Sarah Florer (16:20.632)
Mm-hmm.

 

Sarah Florer (16:42.133)
cool.

 

Javier Aranda (16:49.243)
I started off my career as a banker, eventually became a loan officer. I decided I wanted to change careers, go back to school. So my late 20s, early 30s went to law school. I always had an affinity for contracts, maybe just the analytical side of it. But when I worked at a bank, I saw when loans went bad and inevitably the people they called in to fix it were the attorneys.

 

Sarah Florer (17:09.752)
Mm-hmm.

 

Javier Aranda (17:18.043)
And I always saw them as the ultimate problem solvers. So I thought, you know what? I shouldn't say that I'm a math guy or a reading guy or a law guy. I'm just a problem solver. whether they're numbers or words. And that's what drew me into the contract side and the legal side. There were not very many math majors at my law school. But I think it helped me think a little bit more analytically in how I address these problems.

 

Sarah Florer (17:18.136)
Bye.

 

Sarah Florer (17:29.976)
Mm-hmm.

 

Sarah Florer (17:45.102)
Mm-hmm.

 

Javier Aranda (17:47.427)
And just using that together with what I did learn when I was working at the bank of working at a bank headquarters, being a loan officer, working on the sales side, working with people directly, supporting clients, customer service, all these things together just kind of helped me, I think, become the lawyer that I am now. But yeah, I never had any aspirations of winning the big case, you know, all that. But it is what it is. know, I'm happy.

 

Sarah Florer (18:01.933)
Mm-hmm.

 

Sarah Florer (18:12.686)
Well, you know, I went to law school later too. I went to law school after working for seven years. Also, I worked in an area, a part of finance, you could say. But I do think it's interesting because I describe myself as a problem solver also. I wonder, you know, and I will say that all that math team stuff, because I did some of that too when I was younger, it comes out nicely when you like can quickly do a calculation and people are like, you just, you know, it's fun to show off a little bit.

 

Javier Aranda (18:27.575)
good.

 

Javier Aranda (18:40.706)
yeah, everybody's reaching for the calculators and yeah you can...

 

Sarah Florer (18:42.446)
Yeah, you're like, that's 28%.

 

Javier Aranda (18:47.607)
Yeah, exactly. My kids still think that's cool. They're not in junior high yet. At that point, I'm pretty sure I'll do some coolness points, but for now, they, yeah.

 

Sarah Florer (18:53.895)
just wait, they'll stop. Roland has the most experience with that. His kids are all past or mid to late teenagers and past.

 

Roland Wiederaenders (19:04.776)
....
Prompt 1: How many lines in the listing below contain the string "label"? Match case exactly, and reply with the number only.

Data excerpts:
....
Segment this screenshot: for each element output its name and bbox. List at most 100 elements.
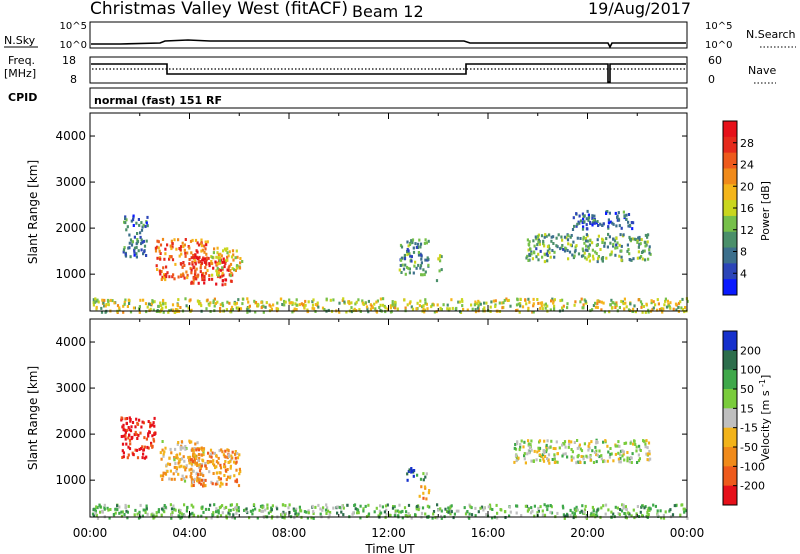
scatter-cell bbox=[593, 221, 596, 225]
scatter-cell bbox=[373, 302, 376, 306]
scatter-cell bbox=[219, 463, 222, 467]
scatter-cell bbox=[213, 503, 216, 507]
colorbar-swatch bbox=[723, 447, 737, 467]
scatter-cell bbox=[542, 242, 545, 246]
scatter-cell bbox=[569, 235, 572, 239]
scatter-cell bbox=[642, 249, 645, 253]
scatter-cell bbox=[607, 218, 610, 222]
scatter-cell bbox=[197, 281, 200, 285]
scatter-cell bbox=[545, 252, 548, 256]
scatter-cell bbox=[181, 474, 184, 478]
scatter-cell bbox=[608, 310, 611, 314]
scatter-cell bbox=[164, 278, 167, 282]
scatter-cell bbox=[190, 281, 193, 285]
scatter-cell bbox=[307, 511, 310, 515]
colorbar-swatch bbox=[723, 485, 737, 506]
scatter-cell bbox=[193, 457, 196, 461]
scatter-cell bbox=[196, 476, 199, 480]
scatter-cell bbox=[581, 504, 584, 508]
scatter-cell bbox=[543, 503, 546, 507]
scatter-cell bbox=[644, 442, 647, 446]
scatter-cell bbox=[533, 449, 536, 453]
scatter-cell bbox=[606, 459, 609, 463]
scatter-cell bbox=[138, 510, 141, 514]
scatter-cell bbox=[509, 510, 512, 514]
scatter-cell bbox=[314, 303, 317, 306]
scatter-cell bbox=[141, 240, 144, 244]
scatter-cell bbox=[420, 253, 423, 257]
scatter-cell bbox=[617, 211, 620, 215]
xtick-label-1: 04:00 bbox=[172, 526, 207, 540]
scatter-cell bbox=[180, 252, 183, 256]
scatter-cell bbox=[675, 504, 678, 508]
scatter-cell bbox=[280, 513, 283, 517]
scatter-cell bbox=[505, 297, 508, 301]
scatter-cell bbox=[528, 446, 532, 449]
scatter-cell bbox=[638, 256, 641, 260]
scatter-cell bbox=[230, 308, 233, 312]
scatter-cell bbox=[400, 258, 403, 262]
scatter-cell bbox=[435, 279, 439, 283]
scatter-cell bbox=[241, 302, 244, 306]
scatter-cell bbox=[125, 509, 128, 513]
scatter-cell bbox=[406, 478, 409, 482]
scatter-cell bbox=[221, 301, 224, 305]
scatter-cell bbox=[614, 302, 617, 306]
scatter-cell bbox=[423, 308, 426, 312]
scatter-cell bbox=[545, 450, 548, 454]
scatter-cell bbox=[648, 506, 651, 510]
scatter-cell bbox=[525, 302, 528, 306]
scatter-cell bbox=[164, 274, 167, 278]
scatter-cell bbox=[415, 266, 418, 270]
scatter-cell bbox=[142, 252, 145, 256]
scatter-cell bbox=[254, 507, 257, 511]
scatter-cell bbox=[226, 268, 229, 272]
scatter-cell bbox=[129, 429, 133, 433]
scatter-cell bbox=[556, 245, 559, 249]
scatter-cell bbox=[284, 504, 287, 508]
scatter-cell bbox=[245, 509, 248, 513]
scatter-cell bbox=[433, 310, 436, 314]
scatter-cell bbox=[103, 298, 106, 302]
scatter-cell bbox=[398, 268, 401, 272]
scatter-cell bbox=[223, 465, 226, 469]
scatter-cell bbox=[359, 516, 362, 520]
scatter-cell bbox=[501, 306, 504, 310]
colorbar-tick-label: -100 bbox=[740, 460, 765, 473]
scatter-cell bbox=[533, 514, 536, 518]
scatter-cell bbox=[185, 465, 188, 469]
ytick-label-1000: 1000 bbox=[55, 267, 86, 281]
scatter-cell bbox=[582, 306, 585, 310]
scatter-cell bbox=[219, 477, 222, 481]
scatter-cell bbox=[192, 255, 195, 259]
scatter-cell bbox=[132, 218, 135, 222]
scatter-cell bbox=[647, 233, 650, 237]
scatter-cell bbox=[641, 514, 644, 518]
scatter-region-6 bbox=[513, 438, 652, 465]
scatter-cell bbox=[221, 266, 224, 270]
scatter-cell bbox=[146, 215, 149, 219]
scatter-cell bbox=[615, 236, 618, 240]
scatter-cell bbox=[191, 260, 194, 264]
scatter-cell bbox=[394, 509, 397, 513]
scatter-cell bbox=[200, 304, 203, 308]
scatter-cell bbox=[419, 245, 422, 249]
scatter-cell bbox=[275, 505, 278, 509]
scatter-cell bbox=[405, 510, 408, 514]
scatter-cell bbox=[174, 447, 177, 451]
scatter-cell bbox=[254, 301, 258, 304]
scatter-cell bbox=[626, 451, 629, 454]
scatter-cell bbox=[416, 473, 419, 477]
scatter-cell bbox=[564, 246, 567, 250]
scatter-cell bbox=[573, 303, 576, 307]
scatter-cell bbox=[151, 434, 154, 438]
scatter-cell bbox=[476, 306, 480, 310]
scatter-cell bbox=[581, 227, 585, 231]
scatter-cell bbox=[532, 297, 535, 301]
scatter-cell bbox=[532, 302, 535, 306]
scatter-cell bbox=[514, 443, 517, 446]
scatter-cell bbox=[124, 221, 127, 225]
scatter-cell bbox=[607, 226, 610, 230]
scatter-cell bbox=[168, 456, 171, 460]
....
Prompt 2: According to the transcript, how many years did Sarah Florer work before going to law school?

Task solution 1: 3

Task solution 2: Seven years.